>> BEGIN

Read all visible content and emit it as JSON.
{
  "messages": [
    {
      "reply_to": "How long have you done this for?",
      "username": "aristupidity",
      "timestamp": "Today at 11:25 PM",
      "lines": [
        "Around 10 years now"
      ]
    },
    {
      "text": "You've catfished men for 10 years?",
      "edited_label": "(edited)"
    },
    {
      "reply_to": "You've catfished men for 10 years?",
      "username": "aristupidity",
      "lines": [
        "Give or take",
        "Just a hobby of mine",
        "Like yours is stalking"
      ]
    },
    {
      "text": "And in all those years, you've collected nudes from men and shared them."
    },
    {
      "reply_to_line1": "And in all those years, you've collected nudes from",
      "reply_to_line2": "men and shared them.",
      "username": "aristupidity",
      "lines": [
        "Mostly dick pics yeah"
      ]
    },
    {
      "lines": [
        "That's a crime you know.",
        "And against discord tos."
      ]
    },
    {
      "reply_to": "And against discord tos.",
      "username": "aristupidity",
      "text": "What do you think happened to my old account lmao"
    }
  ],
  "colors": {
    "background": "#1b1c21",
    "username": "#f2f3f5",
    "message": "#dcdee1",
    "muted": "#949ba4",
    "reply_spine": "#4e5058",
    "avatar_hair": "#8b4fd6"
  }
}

>> END

## Exercise aim
Return every line of the preceding records in which the word "nudes" appears.

## In response
      "text": "And in all those years, you've collected nudes from men and shared them."
      "reply_to_line1": "And in all those years, you've collected nudes from",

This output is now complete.